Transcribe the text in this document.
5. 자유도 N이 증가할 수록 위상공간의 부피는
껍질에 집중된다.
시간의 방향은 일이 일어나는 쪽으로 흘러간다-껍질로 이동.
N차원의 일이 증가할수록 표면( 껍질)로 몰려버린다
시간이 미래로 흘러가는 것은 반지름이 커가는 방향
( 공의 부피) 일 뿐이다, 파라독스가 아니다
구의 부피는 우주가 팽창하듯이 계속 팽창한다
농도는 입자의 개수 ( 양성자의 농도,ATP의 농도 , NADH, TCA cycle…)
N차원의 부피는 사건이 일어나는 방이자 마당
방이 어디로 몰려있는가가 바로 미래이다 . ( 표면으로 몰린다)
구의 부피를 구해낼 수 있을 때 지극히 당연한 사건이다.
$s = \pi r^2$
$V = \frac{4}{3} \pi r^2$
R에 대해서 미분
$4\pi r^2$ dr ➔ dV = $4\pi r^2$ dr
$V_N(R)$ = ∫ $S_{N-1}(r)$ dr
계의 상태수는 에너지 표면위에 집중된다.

□ □ □ □

Using the listing above, list every line in which the string "N차원의" occurs.

N차원의 일이 증가할수록 표면( 껍질)로 몰려버린다
N차원의 부피는 사건이 일어나는 방이자 마당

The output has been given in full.